*Objective*.
Search the material below for the word "棚卸資産回転率" and copy every line in which it occurs.

*Data provided*.
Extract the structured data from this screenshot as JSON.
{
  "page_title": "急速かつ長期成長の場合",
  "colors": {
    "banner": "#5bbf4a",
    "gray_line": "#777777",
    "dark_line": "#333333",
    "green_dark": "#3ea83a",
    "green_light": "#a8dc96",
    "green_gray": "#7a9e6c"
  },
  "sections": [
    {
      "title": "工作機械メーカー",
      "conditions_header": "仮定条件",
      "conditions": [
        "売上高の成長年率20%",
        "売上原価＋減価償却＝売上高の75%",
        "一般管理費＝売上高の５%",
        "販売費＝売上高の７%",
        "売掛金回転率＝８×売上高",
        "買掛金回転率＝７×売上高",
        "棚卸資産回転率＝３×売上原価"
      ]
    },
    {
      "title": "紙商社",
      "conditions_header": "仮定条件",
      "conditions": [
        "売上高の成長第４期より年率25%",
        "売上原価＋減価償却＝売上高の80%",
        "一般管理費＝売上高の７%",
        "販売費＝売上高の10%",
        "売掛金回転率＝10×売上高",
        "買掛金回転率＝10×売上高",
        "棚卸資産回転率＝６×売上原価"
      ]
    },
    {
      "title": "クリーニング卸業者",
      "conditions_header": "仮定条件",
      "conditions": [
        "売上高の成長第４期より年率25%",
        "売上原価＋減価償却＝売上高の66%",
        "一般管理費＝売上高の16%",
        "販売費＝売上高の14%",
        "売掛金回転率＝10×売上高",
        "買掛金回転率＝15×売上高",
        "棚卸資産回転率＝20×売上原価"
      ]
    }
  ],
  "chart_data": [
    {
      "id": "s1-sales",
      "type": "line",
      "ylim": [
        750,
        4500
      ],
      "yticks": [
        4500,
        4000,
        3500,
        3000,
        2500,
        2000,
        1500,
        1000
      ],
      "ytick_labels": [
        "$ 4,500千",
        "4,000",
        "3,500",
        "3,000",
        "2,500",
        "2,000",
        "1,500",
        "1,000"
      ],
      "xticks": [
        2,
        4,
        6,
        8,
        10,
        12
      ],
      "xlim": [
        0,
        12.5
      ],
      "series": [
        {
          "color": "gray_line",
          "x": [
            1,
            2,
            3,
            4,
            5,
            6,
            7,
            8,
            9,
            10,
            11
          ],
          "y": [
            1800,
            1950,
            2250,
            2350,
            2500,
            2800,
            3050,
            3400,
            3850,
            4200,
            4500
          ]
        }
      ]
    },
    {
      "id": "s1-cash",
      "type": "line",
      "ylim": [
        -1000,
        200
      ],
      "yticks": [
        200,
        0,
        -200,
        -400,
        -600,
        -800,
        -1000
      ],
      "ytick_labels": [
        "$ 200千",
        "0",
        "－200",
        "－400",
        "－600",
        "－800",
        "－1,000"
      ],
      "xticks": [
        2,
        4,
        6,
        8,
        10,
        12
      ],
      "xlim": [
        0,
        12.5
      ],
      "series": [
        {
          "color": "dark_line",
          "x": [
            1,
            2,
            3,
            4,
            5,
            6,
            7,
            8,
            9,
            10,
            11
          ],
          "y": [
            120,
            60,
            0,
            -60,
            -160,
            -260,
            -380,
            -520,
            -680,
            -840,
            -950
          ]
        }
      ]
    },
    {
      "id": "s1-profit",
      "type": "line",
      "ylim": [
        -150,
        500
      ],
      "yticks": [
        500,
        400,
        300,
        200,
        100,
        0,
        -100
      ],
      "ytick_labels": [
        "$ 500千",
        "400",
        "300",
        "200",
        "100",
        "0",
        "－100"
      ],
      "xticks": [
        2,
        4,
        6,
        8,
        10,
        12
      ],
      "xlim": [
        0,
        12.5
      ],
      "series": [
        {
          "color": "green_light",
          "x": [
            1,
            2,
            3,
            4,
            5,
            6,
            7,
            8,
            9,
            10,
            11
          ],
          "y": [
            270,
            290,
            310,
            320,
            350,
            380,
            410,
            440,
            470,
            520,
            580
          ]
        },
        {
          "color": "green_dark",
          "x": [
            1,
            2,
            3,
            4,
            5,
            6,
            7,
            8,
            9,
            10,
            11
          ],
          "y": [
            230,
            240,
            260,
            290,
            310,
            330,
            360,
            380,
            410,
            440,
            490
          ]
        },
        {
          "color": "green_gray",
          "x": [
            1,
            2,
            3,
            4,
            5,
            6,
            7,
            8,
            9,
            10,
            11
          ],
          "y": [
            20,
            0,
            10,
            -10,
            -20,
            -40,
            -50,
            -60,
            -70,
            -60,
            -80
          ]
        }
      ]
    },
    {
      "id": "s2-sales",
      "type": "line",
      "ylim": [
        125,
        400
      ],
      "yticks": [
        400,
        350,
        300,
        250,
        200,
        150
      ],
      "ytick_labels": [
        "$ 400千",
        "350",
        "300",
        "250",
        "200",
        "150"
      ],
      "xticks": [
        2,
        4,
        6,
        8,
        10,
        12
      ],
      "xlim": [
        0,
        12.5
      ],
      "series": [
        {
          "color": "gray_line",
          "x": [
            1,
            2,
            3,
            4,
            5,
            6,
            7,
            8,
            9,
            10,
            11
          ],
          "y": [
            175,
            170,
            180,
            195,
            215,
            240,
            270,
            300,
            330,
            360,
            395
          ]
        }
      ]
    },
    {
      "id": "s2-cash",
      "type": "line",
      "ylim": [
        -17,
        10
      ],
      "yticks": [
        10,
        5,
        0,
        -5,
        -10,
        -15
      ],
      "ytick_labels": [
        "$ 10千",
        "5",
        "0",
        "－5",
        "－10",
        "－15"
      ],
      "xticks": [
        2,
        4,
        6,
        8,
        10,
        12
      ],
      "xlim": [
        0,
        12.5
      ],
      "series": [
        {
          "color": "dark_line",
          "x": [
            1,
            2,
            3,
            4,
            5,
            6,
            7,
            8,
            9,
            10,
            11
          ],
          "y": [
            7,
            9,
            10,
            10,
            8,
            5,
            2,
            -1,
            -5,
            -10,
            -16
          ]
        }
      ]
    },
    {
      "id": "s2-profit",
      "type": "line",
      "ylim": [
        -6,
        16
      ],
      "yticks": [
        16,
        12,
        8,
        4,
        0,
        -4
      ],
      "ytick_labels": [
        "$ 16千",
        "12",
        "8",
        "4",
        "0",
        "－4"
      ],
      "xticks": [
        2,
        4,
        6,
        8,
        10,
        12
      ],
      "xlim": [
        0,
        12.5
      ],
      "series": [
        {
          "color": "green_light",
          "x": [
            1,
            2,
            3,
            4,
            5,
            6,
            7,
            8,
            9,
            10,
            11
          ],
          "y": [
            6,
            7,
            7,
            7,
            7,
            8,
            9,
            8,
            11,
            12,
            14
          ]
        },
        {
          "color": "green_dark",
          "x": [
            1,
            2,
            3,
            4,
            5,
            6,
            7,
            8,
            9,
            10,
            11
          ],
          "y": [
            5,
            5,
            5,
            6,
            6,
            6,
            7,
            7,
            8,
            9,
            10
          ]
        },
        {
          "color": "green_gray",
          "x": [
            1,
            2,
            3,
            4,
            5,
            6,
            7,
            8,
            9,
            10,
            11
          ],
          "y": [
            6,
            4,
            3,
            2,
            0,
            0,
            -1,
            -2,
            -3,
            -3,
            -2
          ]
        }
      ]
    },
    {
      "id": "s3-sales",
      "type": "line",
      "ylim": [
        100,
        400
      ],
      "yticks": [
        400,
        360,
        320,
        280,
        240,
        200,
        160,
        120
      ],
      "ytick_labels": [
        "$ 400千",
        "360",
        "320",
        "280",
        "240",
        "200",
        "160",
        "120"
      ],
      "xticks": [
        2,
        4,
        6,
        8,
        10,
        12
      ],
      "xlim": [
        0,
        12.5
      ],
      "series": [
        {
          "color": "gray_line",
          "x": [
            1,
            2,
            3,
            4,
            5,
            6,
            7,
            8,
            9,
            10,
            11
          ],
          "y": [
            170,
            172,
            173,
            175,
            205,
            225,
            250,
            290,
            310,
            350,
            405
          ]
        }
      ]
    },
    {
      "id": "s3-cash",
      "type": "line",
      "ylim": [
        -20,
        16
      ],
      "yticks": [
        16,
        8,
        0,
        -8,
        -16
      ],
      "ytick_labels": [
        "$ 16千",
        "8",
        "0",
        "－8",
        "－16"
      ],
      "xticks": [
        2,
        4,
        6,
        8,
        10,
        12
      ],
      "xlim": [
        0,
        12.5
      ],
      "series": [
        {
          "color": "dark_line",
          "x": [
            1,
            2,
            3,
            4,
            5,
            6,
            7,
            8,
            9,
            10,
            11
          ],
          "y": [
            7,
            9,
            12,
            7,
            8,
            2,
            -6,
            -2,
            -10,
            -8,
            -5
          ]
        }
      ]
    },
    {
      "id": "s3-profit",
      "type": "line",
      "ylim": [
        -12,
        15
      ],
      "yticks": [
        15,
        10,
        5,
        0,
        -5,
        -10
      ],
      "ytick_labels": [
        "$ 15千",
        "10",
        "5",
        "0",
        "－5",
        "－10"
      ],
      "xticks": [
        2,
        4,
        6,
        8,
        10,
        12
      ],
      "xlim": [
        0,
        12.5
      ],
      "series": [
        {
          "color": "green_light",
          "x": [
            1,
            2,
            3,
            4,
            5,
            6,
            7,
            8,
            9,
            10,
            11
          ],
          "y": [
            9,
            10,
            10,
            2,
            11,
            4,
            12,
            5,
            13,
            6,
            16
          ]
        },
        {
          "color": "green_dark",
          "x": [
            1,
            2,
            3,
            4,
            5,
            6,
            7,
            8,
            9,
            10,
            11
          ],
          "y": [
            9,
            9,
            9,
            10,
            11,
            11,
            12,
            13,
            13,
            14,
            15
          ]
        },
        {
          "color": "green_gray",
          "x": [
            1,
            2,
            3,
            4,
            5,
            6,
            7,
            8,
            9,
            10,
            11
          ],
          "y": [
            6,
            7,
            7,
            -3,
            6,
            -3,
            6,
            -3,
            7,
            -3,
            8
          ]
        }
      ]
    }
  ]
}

*Response for this exercise*.
        "棚卸資産回転率＝３×売上原価"
        "棚卸資産回転率＝６×売上原価"
        "棚卸資産回転率＝20×売上原価"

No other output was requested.